§ **Request**:
Reproduce all the entries below word for word, leaving out the pictures.

§ **Provided data**:
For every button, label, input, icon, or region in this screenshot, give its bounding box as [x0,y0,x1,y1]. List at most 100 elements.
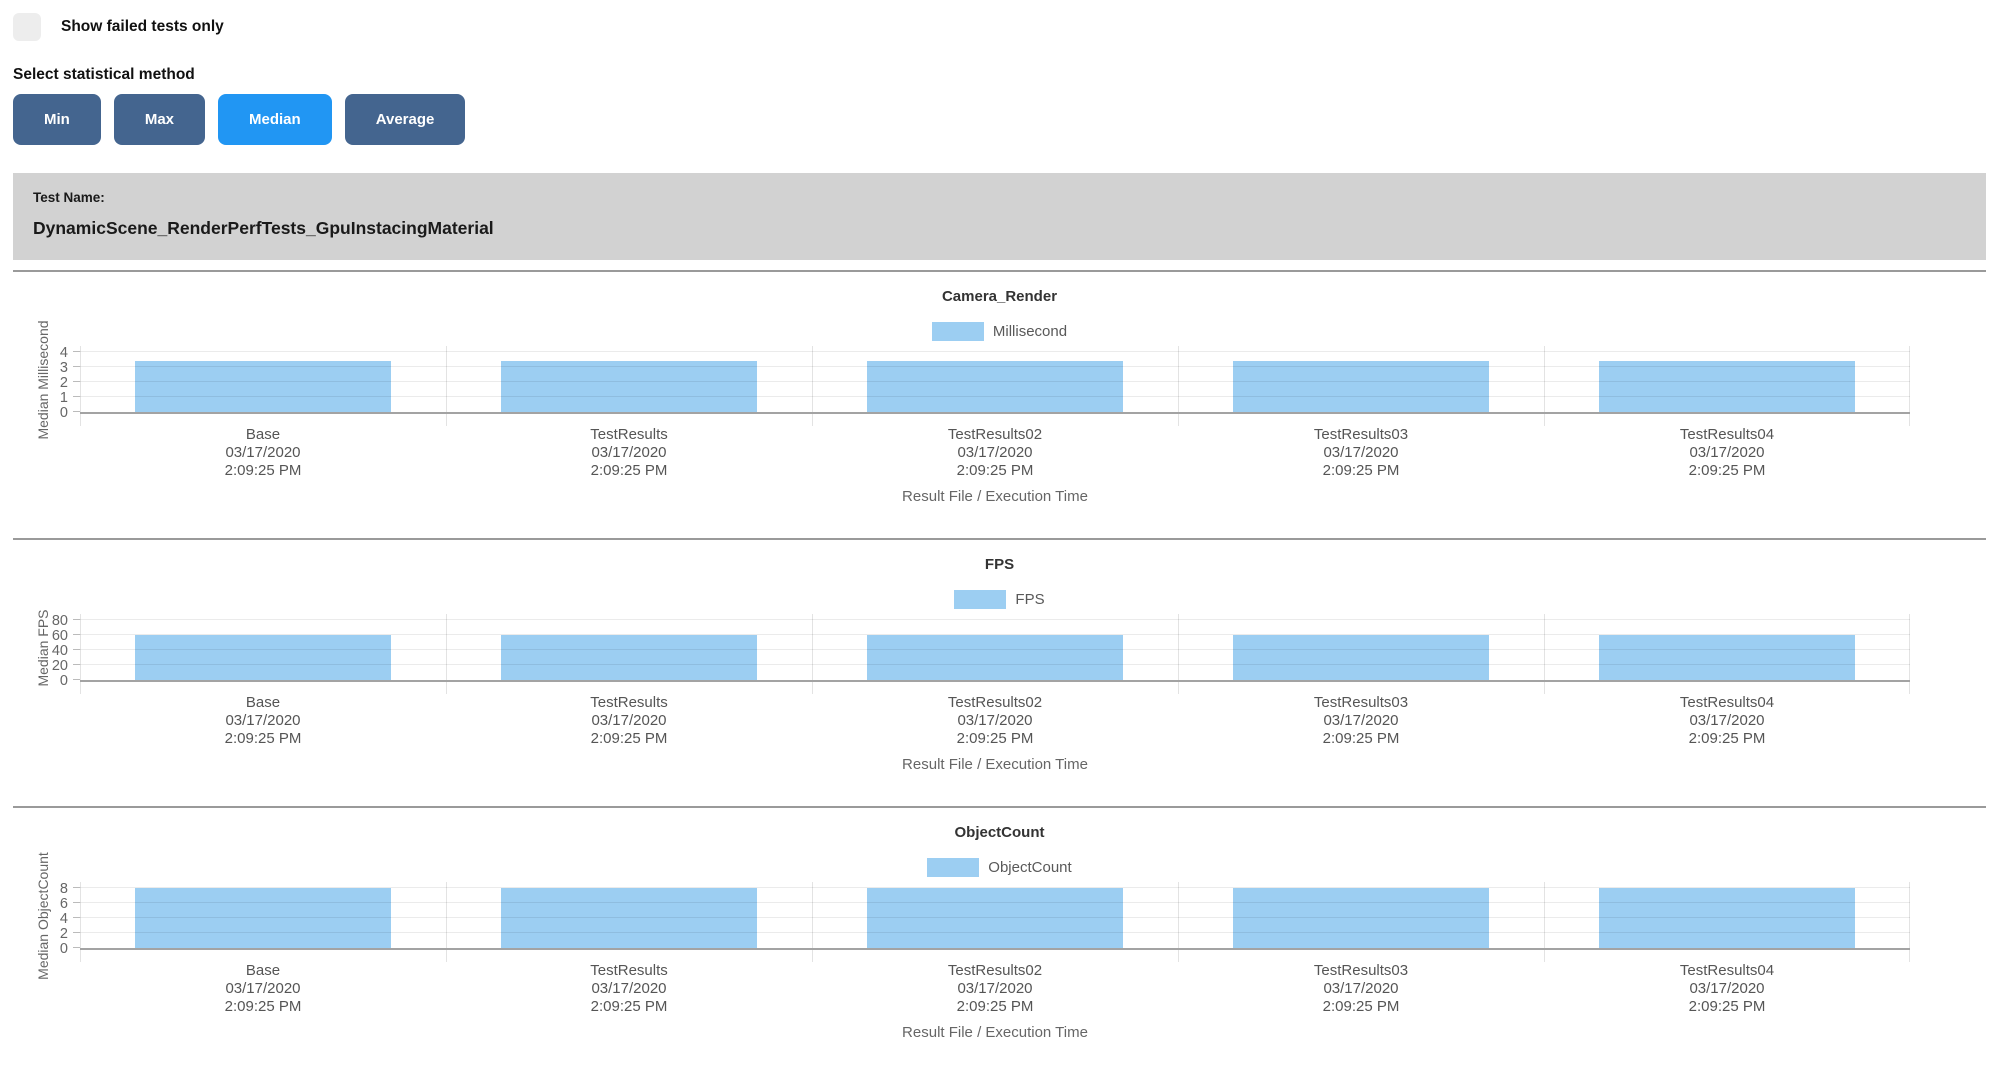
y-tick-mark [73,366,80,367]
y-tick-mark [73,902,80,903]
test-name-header: Test Name: DynamicScene_RenderPerfTests_… [13,173,1986,260]
y-tick-label: 2 [59,926,68,942]
gridline [80,932,1910,933]
execution-date: 03/17/2020 [1689,712,1765,729]
stat-method-buttons: Min Max Median Average [13,94,1986,145]
x-category-label: TestResults04 03/17/2020 2:09:25 PM [1544,694,1910,748]
x-labels: Base 03/17/2020 2:09:25 PM TestResults 03/17… [80,962,1910,1016]
x-labels: Base 03/17/2020 2:09:25 PM TestResults 03/17… [80,426,1910,480]
y-tick-label: 40 [51,643,68,659]
y-tick-mark [73,619,80,620]
result-file-name: TestResults [590,694,668,711]
chart-legend[interactable]: ObjectCount [13,858,1986,877]
x-category-label: TestResults02 03/17/2020 2:09:25 PM [812,694,1178,748]
y-tick-mark [73,411,80,412]
result-file-name: TestResults [590,426,668,443]
min-button[interactable]: Min [13,94,101,145]
gridline [80,887,1910,888]
x-category-label: TestResults03 03/17/2020 2:09:25 PM [1178,426,1544,480]
plot-row: Median FPS 0 20 40 60 80 [13,609,1986,694]
execution-time: 2:09:25 PM [224,730,302,747]
chart-title: ObjectCount [954,824,1045,841]
category-gridline [1909,346,1910,426]
max-button[interactable]: Max [113,94,206,145]
execution-time: 2:09:25 PM [1322,462,1400,479]
gridline [80,649,1910,650]
y-tick-label: 4 [59,911,68,927]
execution-date: 03/17/2020 [1689,980,1765,997]
chart-title: Camera_Render [941,288,1058,305]
average-button[interactable]: Average [344,94,466,145]
result-file-name: Base [245,694,281,711]
category-gridline [80,614,81,694]
execution-time: 2:09:25 PM [956,730,1034,747]
execution-date: 03/17/2020 [957,444,1033,461]
execution-date: 03/17/2020 [591,980,667,997]
y-tick-label: 2 [59,375,68,391]
y-tick-mark [73,351,80,352]
category-gridline [1544,346,1545,426]
show-failed-row: Show failed tests only [13,13,1986,41]
bar [500,635,758,680]
gridline [80,917,1910,918]
y-tick-label: 1 [59,390,68,406]
show-failed-checkbox[interactable] [13,13,41,41]
y-tick-mark [73,947,80,948]
bar [134,361,392,412]
execution-date: 03/17/2020 [225,980,301,997]
category-gridline [1909,614,1910,694]
y-tick-label: 0 [59,405,68,421]
execution-time: 2:09:25 PM [1322,730,1400,747]
x-category-label: TestResults 03/17/2020 2:09:25 PM [446,426,812,480]
category-gridline [1178,346,1179,426]
x-category-label: TestResults 03/17/2020 2:09:25 PM [446,694,812,748]
execution-date: 03/17/2020 [591,444,667,461]
execution-time: 2:09:25 PM [956,998,1034,1015]
result-file-name: TestResults02 [947,426,1043,443]
x-category-label: TestResults02 03/17/2020 2:09:25 PM [812,962,1178,1016]
execution-time: 2:09:25 PM [590,730,668,747]
chart-title: FPS [984,556,1015,573]
execution-time: 2:09:25 PM [224,998,302,1015]
x-category-label: Base 03/17/2020 2:09:25 PM [80,962,446,1016]
x-category-label: TestResults 03/17/2020 2:09:25 PM [446,962,812,1016]
y-tick-mark [73,917,80,918]
bar [1232,888,1490,948]
bar [1232,635,1490,680]
category-gridline [1909,882,1910,962]
x-category-label: Base 03/17/2020 2:09:25 PM [80,426,446,480]
result-file-name: TestResults04 [1679,962,1775,979]
category-gridline [80,882,81,962]
category-gridline [812,614,813,694]
execution-date: 03/17/2020 [225,444,301,461]
median-button[interactable]: Median [218,94,332,145]
bar [1598,635,1856,680]
y-tick-mark [73,932,80,933]
execution-time: 2:09:25 PM [590,998,668,1015]
result-file-name: TestResults03 [1313,694,1409,711]
x-axis-line [80,948,1910,950]
chart-legend[interactable]: FPS [13,590,1986,609]
gridline [80,381,1910,382]
chart-legend[interactable]: Millisecond [13,322,1986,341]
y-tick-label: 0 [59,673,68,689]
y-tick-label: 6 [59,896,68,912]
result-file-name: TestResults03 [1313,962,1409,979]
test-name-value: DynamicScene_RenderPerfTests_GpuInstacin… [33,218,494,238]
category-gridline [812,882,813,962]
execution-date: 03/17/2020 [957,980,1033,997]
y-tick-label: 0 [59,941,68,957]
category-gridline [1544,614,1545,694]
y-tick-mark [73,664,80,665]
bar [134,635,392,680]
chart-section-fps: FPS FPS Median FPS 0 20 40 60 80 Base 03/17/2… [13,538,1986,806]
category-gridline [1544,882,1545,962]
stat-method-label: Select statistical method [13,66,195,83]
execution-date: 03/17/2020 [1323,980,1399,997]
x-category-label: TestResults03 03/17/2020 2:09:25 PM [1178,694,1544,748]
bar [1598,361,1856,412]
chart-section-camera-render: Camera_Render Millisecond Median Millise… [13,270,1986,538]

§ **Output below**:
For every button, label, input, icon, or region in this screenshot, give its bounding box as [x0,y0,x1,y1]. List at most 100 elements.
y-tick-mark [73,366,80,367]
y-tick-mark [73,902,80,903]
test-name-header: Test Name: DynamicScene_RenderPerfTests_… [13,173,1986,260]
y-tick-label: 2 [59,926,68,942]
gridline [80,932,1910,933]
execution-date: 03/17/2020 [1689,712,1765,729]
stat-method-buttons: Min Max Median Average [13,94,1986,145]
x-category-label: TestResults04 03/17/2020 2:09:25 PM [1544,694,1910,748]
x-labels: Base 03/17/2020 2:09:25 PM TestResults 03/17… [80,962,1910,1016]
x-labels: Base 03/17/2020 2:09:25 PM TestResults 03/17… [80,426,1910,480]
y-tick-label: 40 [51,643,68,659]
y-tick-mark [73,619,80,620]
result-file-name: TestResults [590,694,668,711]
chart-legend[interactable]: ObjectCount [13,858,1986,877]
x-category-label: TestResults02 03/17/2020 2:09:25 PM [812,694,1178,748]
y-tick-mark [73,411,80,412]
result-file-name: TestResults [590,426,668,443]
min-button[interactable]: Min [13,94,101,145]
gridline [80,887,1910,888]
x-category-label: TestResults03 03/17/2020 2:09:25 PM [1178,426,1544,480]
plot-row: Median FPS 0 20 40 60 80 [13,609,1986,694]
execution-time: 2:09:25 PM [224,730,302,747]
chart-title: ObjectCount [954,824,1045,841]
category-gridline [1909,346,1910,426]
max-button[interactable]: Max [113,94,206,145]
execution-time: 2:09:25 PM [1322,462,1400,479]
gridline [80,649,1910,650]
y-tick-label: 4 [59,911,68,927]
execution-date: 03/17/2020 [1689,980,1765,997]
chart-title: Camera_Render [941,288,1058,305]
average-button[interactable]: Average [344,94,466,145]
result-file-name: Base [245,694,281,711]
category-gridline [80,614,81,694]
execution-time: 2:09:25 PM [956,730,1034,747]
execution-date: 03/17/2020 [957,444,1033,461]
execution-date: 03/17/2020 [591,980,667,997]
y-tick-label: 2 [59,375,68,391]
y-tick-mark [73,351,80,352]
category-gridline [1544,346,1545,426]
show-failed-row: Show failed tests only [13,13,1986,41]
bar [500,635,758,680]
gridline [80,917,1910,918]
y-tick-label: 1 [59,390,68,406]
show-failed-checkbox[interactable] [13,13,41,41]
y-tick-mark [73,947,80,948]
bar [134,361,392,412]
execution-date: 03/17/2020 [225,980,301,997]
category-gridline [1909,614,1910,694]
y-tick-label: 0 [59,405,68,421]
execution-time: 2:09:25 PM [1322,730,1400,747]
x-category-label: TestResults 03/17/2020 2:09:25 PM [446,426,812,480]
category-gridline [1178,346,1179,426]
x-category-label: TestResults 03/17/2020 2:09:25 PM [446,694,812,748]
execution-date: 03/17/2020 [591,444,667,461]
execution-time: 2:09:25 PM [956,998,1034,1015]
result-file-name: TestResults02 [947,426,1043,443]
x-category-label: TestResults02 03/17/2020 2:09:25 PM [812,962,1178,1016]
execution-time: 2:09:25 PM [590,730,668,747]
chart-title: FPS [984,556,1015,573]
execution-time: 2:09:25 PM [224,998,302,1015]
x-category-label: Base 03/17/2020 2:09:25 PM [80,962,446,1016]
x-category-label: TestResults 03/17/2020 2:09:25 PM [446,962,812,1016]
y-tick-mark [73,917,80,918]
bar [1232,888,1490,948]
bar [1232,635,1490,680]
category-gridline [1909,882,1910,962]
x-category-label: Base 03/17/2020 2:09:25 PM [80,426,446,480]
result-file-name: TestResults04 [1679,962,1775,979]
category-gridline [80,882,81,962]
category-gridline [812,614,813,694]
execution-date: 03/17/2020 [225,444,301,461]
median-button[interactable]: Median [218,94,332,145]
bar [1598,635,1856,680]
y-tick-mark [73,932,80,933]
execution-time: 2:09:25 PM [590,998,668,1015]
result-file-name: TestResults03 [1313,694,1409,711]
x-axis-line [80,948,1910,950]
chart-legend[interactable]: FPS [13,590,1986,609]
gridline [80,381,1910,382]
chart-legend[interactable]: Millisecond [13,322,1986,341]
y-tick-label: 0 [59,673,68,689]
y-tick-label: 6 [59,896,68,912]
result-file-name: TestResults03 [1313,962,1409,979]
test-name-value: DynamicScene_RenderPerfTests_GpuInstacin… [33,218,494,238]
category-gridline [812,882,813,962]
execution-date: 03/17/2020 [957,980,1033,997]
y-tick-label: 0 [59,941,68,957]
category-gridline [1544,614,1545,694]
y-tick-mark [73,664,80,665]
bar [134,635,392,680]
chart-section-fps: FPS FPS Median FPS 0 20 40 60 80 Base 03/17/2… [13,538,1986,806]
category-gridline [1544,882,1545,962]
stat-method-label: Select statistical method [13,66,195,83]
execution-date: 03/17/2020 [1323,980,1399,997]
x-category-label: TestResults03 03/17/2020 2:09:25 PM [1178,694,1544,748]
bar [1598,361,1856,412]
chart-section-camera-render: Camera_Render Millisecond Median Millise… [13,270,1986,538]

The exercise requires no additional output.